[Figure dataset records]
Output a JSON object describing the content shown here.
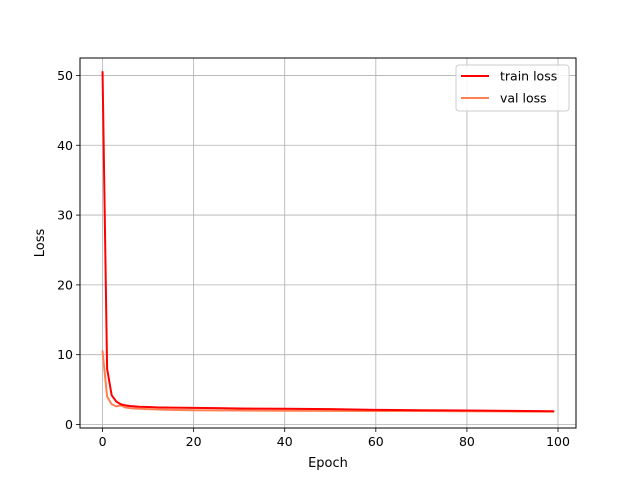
{
  "chart_data": {
    "type": "line",
    "xlabel": "Epoch",
    "ylabel": "Loss",
    "xlim": [
      -4.95,
      103.95
    ],
    "ylim": [
      -0.5,
      52.5
    ],
    "xticks": [
      0,
      20,
      40,
      60,
      80,
      100
    ],
    "yticks": [
      0,
      10,
      20,
      30,
      40,
      50
    ],
    "grid": true,
    "legend_position": "top-right",
    "series": [
      {
        "name": "train loss",
        "color": "#ff0000",
        "x": [
          0,
          1,
          2,
          3,
          4,
          5,
          6,
          7,
          8,
          10,
          12,
          15,
          20,
          25,
          30,
          40,
          50,
          60,
          70,
          80,
          90,
          99
        ],
        "y": [
          50.5,
          8.0,
          4.2,
          3.3,
          2.9,
          2.75,
          2.65,
          2.6,
          2.55,
          2.5,
          2.45,
          2.42,
          2.38,
          2.35,
          2.3,
          2.25,
          2.2,
          2.1,
          2.05,
          2.0,
          1.95,
          1.9
        ]
      },
      {
        "name": "val loss",
        "color": "#ff7f50",
        "x": [
          0,
          1,
          2,
          3,
          4,
          5,
          6,
          7,
          8,
          10,
          12,
          15,
          20,
          25,
          30,
          40,
          50,
          60,
          70,
          80,
          90,
          99
        ],
        "y": [
          10.5,
          4.0,
          2.9,
          2.6,
          2.75,
          2.45,
          2.35,
          2.3,
          2.25,
          2.2,
          2.15,
          2.1,
          2.05,
          2.02,
          2.0,
          1.98,
          1.96,
          1.94,
          1.93,
          1.9,
          1.87,
          1.85
        ]
      }
    ]
  }
}
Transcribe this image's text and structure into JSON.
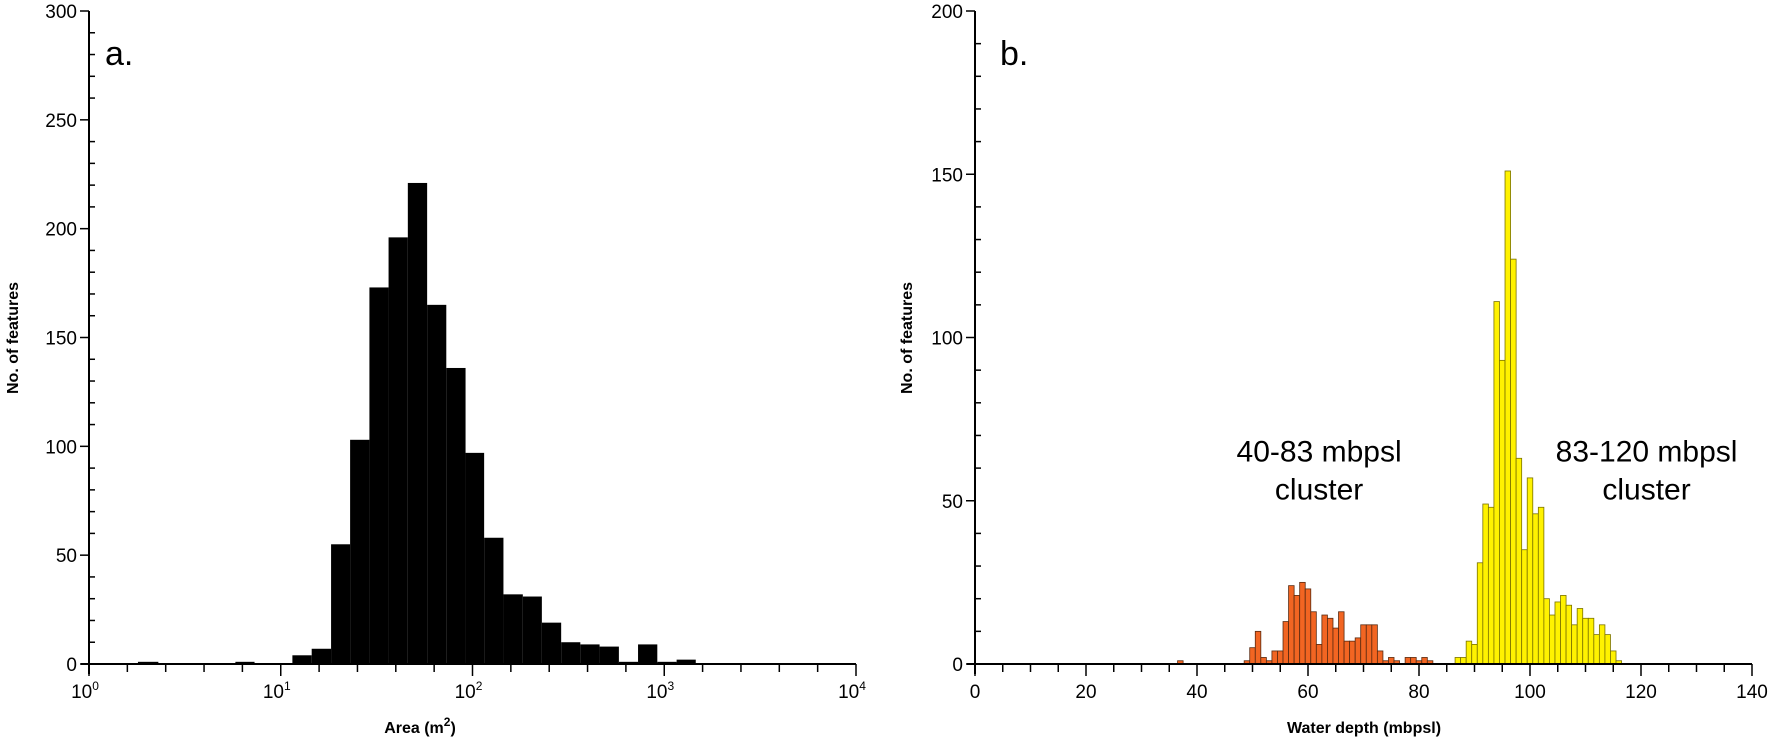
{
  "colors": {
    "bar_a": "#000000",
    "orange_fill": "#F26522",
    "orange_edge": "#5a2a10",
    "yellow_fill": "#FFF200",
    "yellow_edge": "#7a7200",
    "axis": "#000000"
  },
  "chart_data": [
    {
      "id": "a",
      "type": "bar",
      "panel_label": "a.",
      "title": "",
      "xlabel": "Area (m²)",
      "xlabel_base": "Area (m",
      "xlabel_sup": "2",
      "xlabel_close": ")",
      "ylabel": "No. of features",
      "xscale": "log",
      "xlim": [
        1,
        10000
      ],
      "ylim": [
        0,
        300
      ],
      "grid": false,
      "x_ticks": [
        {
          "base": "10",
          "exp": "0",
          "value": 1
        },
        {
          "base": "10",
          "exp": "1",
          "value": 10
        },
        {
          "base": "10",
          "exp": "2",
          "value": 100
        },
        {
          "base": "10",
          "exp": "3",
          "value": 1000
        },
        {
          "base": "10",
          "exp": "4",
          "value": 10000
        }
      ],
      "y_ticks": [
        "0",
        "50",
        "100",
        "150",
        "200",
        "250",
        "300"
      ],
      "bins": [
        {
          "x0": 1.8,
          "x1": 2.3,
          "count": 1
        },
        {
          "x0": 5.8,
          "x1": 7.3,
          "count": 1
        },
        {
          "x0": 11.5,
          "x1": 14.5,
          "count": 4
        },
        {
          "x0": 14.5,
          "x1": 18.3,
          "count": 7
        },
        {
          "x0": 18.3,
          "x1": 23.0,
          "count": 55
        },
        {
          "x0": 23.0,
          "x1": 29.0,
          "count": 103
        },
        {
          "x0": 29.0,
          "x1": 36.5,
          "count": 173
        },
        {
          "x0": 36.5,
          "x1": 46.0,
          "count": 196
        },
        {
          "x0": 46.0,
          "x1": 58.0,
          "count": 221
        },
        {
          "x0": 58.0,
          "x1": 73.0,
          "count": 165
        },
        {
          "x0": 73.0,
          "x1": 92.0,
          "count": 136
        },
        {
          "x0": 92.0,
          "x1": 115.0,
          "count": 97
        },
        {
          "x0": 115.0,
          "x1": 145.0,
          "count": 58
        },
        {
          "x0": 145.0,
          "x1": 183.0,
          "count": 32
        },
        {
          "x0": 183.0,
          "x1": 230.0,
          "count": 31
        },
        {
          "x0": 230.0,
          "x1": 290.0,
          "count": 19
        },
        {
          "x0": 290.0,
          "x1": 365.0,
          "count": 10
        },
        {
          "x0": 365.0,
          "x1": 460.0,
          "count": 9
        },
        {
          "x0": 460.0,
          "x1": 580.0,
          "count": 8
        },
        {
          "x0": 580.0,
          "x1": 730.0,
          "count": 1
        },
        {
          "x0": 730.0,
          "x1": 920.0,
          "count": 9
        },
        {
          "x0": 920.0,
          "x1": 1160.0,
          "count": 1
        },
        {
          "x0": 1160.0,
          "x1": 1460.0,
          "count": 2
        }
      ]
    },
    {
      "id": "b",
      "type": "bar",
      "panel_label": "b.",
      "title": "",
      "xlabel": "Water depth (mbpsl)",
      "ylabel": "No. of features",
      "xlim": [
        0,
        140
      ],
      "ylim": [
        0,
        200
      ],
      "grid": false,
      "bin_width": 1,
      "x_ticks": [
        "0",
        "20",
        "40",
        "60",
        "80",
        "100",
        "120",
        "140"
      ],
      "y_ticks": [
        "0",
        "50",
        "100",
        "150",
        "200"
      ],
      "annotations": [
        {
          "line1": "40-83 mbpsl",
          "line2": "cluster",
          "x": 62,
          "y": 62
        },
        {
          "line1": "83-120 mbpsl",
          "line2": "cluster",
          "x": 121,
          "y": 62
        }
      ],
      "series": [
        {
          "name": "40-83 mbpsl cluster",
          "color": "#F26522",
          "x": [
            37,
            49,
            50,
            51,
            52,
            53,
            54,
            55,
            56,
            57,
            58,
            59,
            60,
            61,
            62,
            63,
            64,
            65,
            66,
            67,
            68,
            69,
            70,
            71,
            72,
            73,
            74,
            75,
            76,
            78,
            79,
            80,
            81,
            82
          ],
          "values": [
            1,
            1,
            5,
            10,
            2,
            1,
            4,
            4,
            13,
            24,
            21,
            25,
            23,
            16,
            6,
            15,
            14,
            11,
            16,
            7,
            7,
            8,
            12,
            12,
            12,
            4,
            1,
            2,
            1,
            2,
            2,
            1,
            2,
            1
          ]
        },
        {
          "name": "83-120 mbpsl cluster",
          "color": "#FFF200",
          "x": [
            87,
            88,
            89,
            90,
            91,
            92,
            93,
            94,
            95,
            96,
            97,
            98,
            99,
            100,
            101,
            102,
            103,
            104,
            105,
            106,
            107,
            108,
            109,
            110,
            111,
            112,
            113,
            114,
            115,
            116
          ],
          "values": [
            2,
            2,
            7,
            6,
            31,
            49,
            48,
            111,
            93,
            151,
            124,
            63,
            35,
            57,
            46,
            48,
            20,
            15,
            19,
            21,
            18,
            12,
            17,
            14,
            14,
            9,
            12,
            9,
            4,
            1
          ]
        }
      ]
    }
  ]
}
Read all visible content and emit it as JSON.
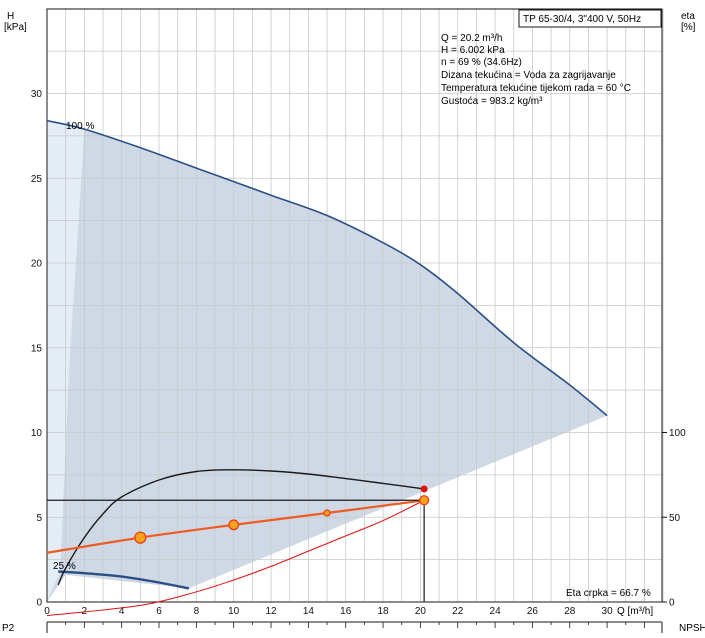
{
  "chart_data": {
    "type": "line",
    "title": "TP 65-30/4, 3\"400 V, 50Hz",
    "xlabel": "Q [m³/h]",
    "ylabel_left_top": "H",
    "ylabel_left_unit": "[kPa]",
    "ylabel_right_top": "eta",
    "ylabel_right_unit": "[%]",
    "bottom_left_label": "P2",
    "bottom_right_label": "NPSH",
    "xlim": [
      0,
      33
    ],
    "ylim": [
      0,
      35
    ],
    "x_ticks": [
      0,
      2,
      4,
      6,
      8,
      10,
      12,
      14,
      16,
      18,
      20,
      22,
      24,
      26,
      28,
      30
    ],
    "y_ticks": [
      0,
      5,
      10,
      15,
      20,
      25,
      30
    ],
    "eta_axis": {
      "ticks": [
        0,
        50,
        100
      ],
      "range_eta": [
        0,
        100
      ],
      "maps_to_h": [
        0,
        10
      ]
    },
    "grid": true,
    "info_lines": [
      "Q = 20.2 m³/h",
      "H = 6.002 kPa",
      "n = 69 % (34.6Hz)",
      "Dizana tekućina = Voda za zagrijavanje",
      "Temperatura tekućine tijekom rada = 60 °C",
      "Gustoća = 983.2 kg/m³"
    ],
    "labels": {
      "curve_100": "100 %",
      "curve_25": "25 %",
      "eta_pump": "Eta crpka = 66.7 %"
    },
    "colors": {
      "region_fill": "#cfd9e6",
      "region_light": "#e4edf6",
      "h_curve": "#2a4f86",
      "eta_curve": "#1a1a1a",
      "system_curve": "#f05a23",
      "marker_fill": "#f7a21b",
      "marker_stroke": "#e8401a",
      "red_curve": "#e01010",
      "grid": "#c8c8c8"
    },
    "series": [
      {
        "kind": "h",
        "x": [
          0,
          2,
          5,
          8,
          10,
          12,
          15,
          18,
          20,
          22,
          25,
          28,
          30
        ],
        "y": [
          28.4,
          27.9,
          26.8,
          25.6,
          24.8,
          24.0,
          22.8,
          21.2,
          19.9,
          18.2,
          15.3,
          12.8,
          11.0
        ]
      },
      {
        "kind": "h_min",
        "x": [
          0.6,
          2,
          4,
          6,
          7.6
        ],
        "y": [
          1.8,
          1.7,
          1.5,
          1.15,
          0.8
        ]
      },
      {
        "kind": "eta",
        "x": [
          0.6,
          1,
          2,
          3,
          4,
          6,
          8,
          10,
          12,
          14,
          16,
          18,
          20.2
        ],
        "eta": [
          10,
          20,
          38,
          52,
          62,
          72,
          77,
          78,
          77.3,
          75.5,
          72.8,
          70,
          66.7
        ]
      },
      {
        "kind": "system",
        "x": [
          0,
          5,
          10,
          15,
          20.2
        ],
        "y": [
          2.9,
          3.8,
          4.55,
          5.25,
          6.002
        ]
      },
      {
        "kind": "red",
        "x": [
          0,
          5,
          8,
          10,
          12,
          14,
          16,
          18,
          20.2
        ],
        "y": [
          -0.8,
          -0.2,
          0.6,
          1.3,
          2.1,
          3.0,
          3.9,
          4.8,
          6.0
        ]
      }
    ],
    "points": [
      {
        "kind": "big",
        "x": 5,
        "y": 3.8
      },
      {
        "kind": "mid",
        "x": 10,
        "y": 4.55
      },
      {
        "kind": "small",
        "x": 15,
        "y": 5.25
      },
      {
        "kind": "duty",
        "x": 20.2,
        "y": 6.002
      },
      {
        "kind": "eta_duty",
        "x": 20.2,
        "eta": 66.7
      }
    ],
    "duty_point": {
      "x": 20.2,
      "y": 6.002
    }
  }
}
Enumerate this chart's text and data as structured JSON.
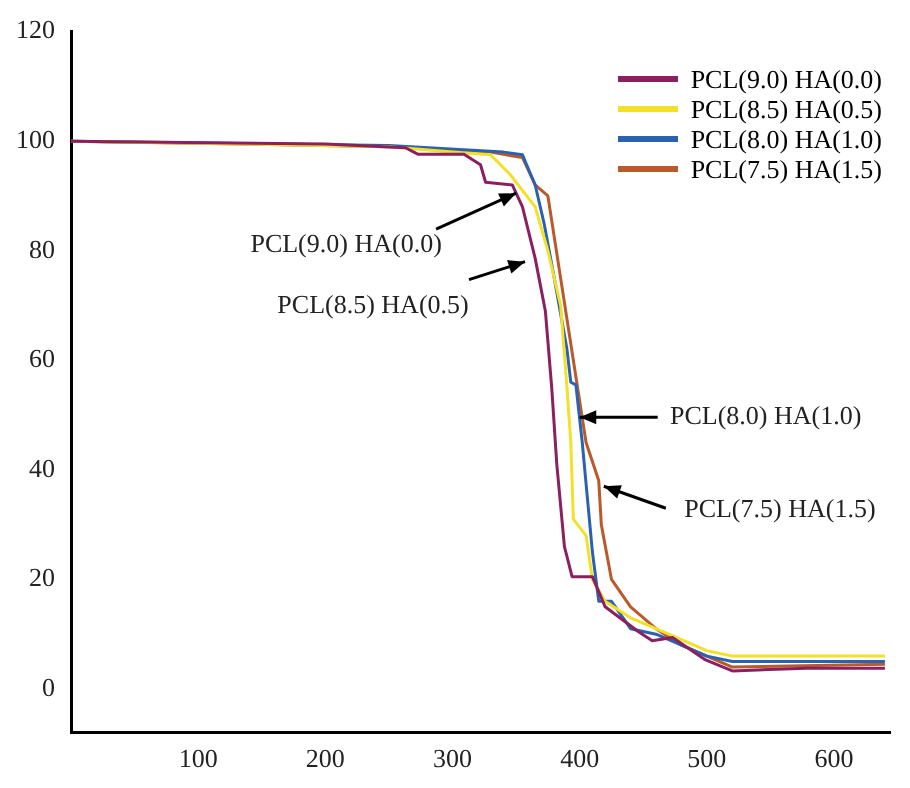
{
  "chart_data": {
    "type": "line",
    "xlim": [
      0,
      644
    ],
    "ylim": [
      -8,
      120
    ],
    "xticks": [
      100,
      200,
      300,
      400,
      500,
      600
    ],
    "yticks": [
      0,
      20,
      40,
      60,
      80,
      100,
      120
    ],
    "grid": false,
    "legend": "top right",
    "marker": "none",
    "line_style": "solid",
    "series": [
      {
        "name": "PCL(9.0) HA(0.0)",
        "color": "#8a2060",
        "x": [
          0,
          200,
          263,
          273,
          309,
          322,
          326,
          347,
          355,
          365,
          373,
          378,
          382,
          388,
          394,
          410,
          420,
          446,
          457,
          473,
          499,
          520,
          578,
          640
        ],
        "values": [
          100,
          99.5,
          98.8,
          97.6,
          97.6,
          95.7,
          92.5,
          92,
          88,
          78.6,
          69,
          55,
          41,
          26,
          20.5,
          20.5,
          15,
          10.5,
          8.8,
          9.4,
          5.3,
          3.3,
          3.8,
          3.8
        ]
      },
      {
        "name": "PCL(8.5) HA(0.5)",
        "color": "#f2e02a",
        "x": [
          0,
          250,
          300,
          330,
          345,
          365,
          375,
          385,
          390,
          393,
          395,
          405,
          410,
          420,
          440,
          460,
          500,
          520,
          640
        ],
        "values": [
          100,
          99,
          98,
          97.5,
          94,
          88,
          80,
          70,
          55,
          45,
          31,
          28,
          20,
          16,
          13,
          11,
          7,
          6,
          6
        ]
      },
      {
        "name": "PCL(8.0) HA(1.0)",
        "color": "#2b62b0",
        "x": [
          0,
          250,
          340,
          355,
          365,
          372,
          380,
          390,
          393,
          397,
          402,
          410,
          415,
          425,
          440,
          460,
          480,
          500,
          520,
          640
        ],
        "values": [
          100,
          99.2,
          98,
          97.5,
          92,
          85,
          75,
          62,
          56,
          55.5,
          45,
          25,
          16,
          16,
          11,
          10,
          8,
          6,
          5,
          5
        ]
      },
      {
        "name": "PCL(7.5) HA(1.5)",
        "color": "#b85a2a",
        "x": [
          0,
          250,
          330,
          355,
          365,
          375,
          385,
          395,
          405,
          415,
          417,
          425,
          440,
          460,
          480,
          500,
          520,
          640
        ],
        "values": [
          100,
          99,
          98,
          97,
          92,
          90,
          75,
          60,
          45,
          38,
          30,
          20,
          15,
          11,
          8,
          6,
          4,
          4.5
        ]
      }
    ],
    "annotations": [
      {
        "text": "PCL(9.0) HA(0.0)",
        "x": 350,
        "y": 90.5
      },
      {
        "text": "PCL(8.5) HA(0.5)",
        "x": 357,
        "y": 78
      },
      {
        "text": "PCL(8.0) HA(1.0)",
        "x": 400,
        "y": 49.6
      },
      {
        "text": "PCL(7.5) HA(1.5)",
        "x": 419,
        "y": 37
      }
    ]
  }
}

** What is being asked **
Work out how many lines of the material above contain the word "mbpsl", then give only that figure.

** Output **
5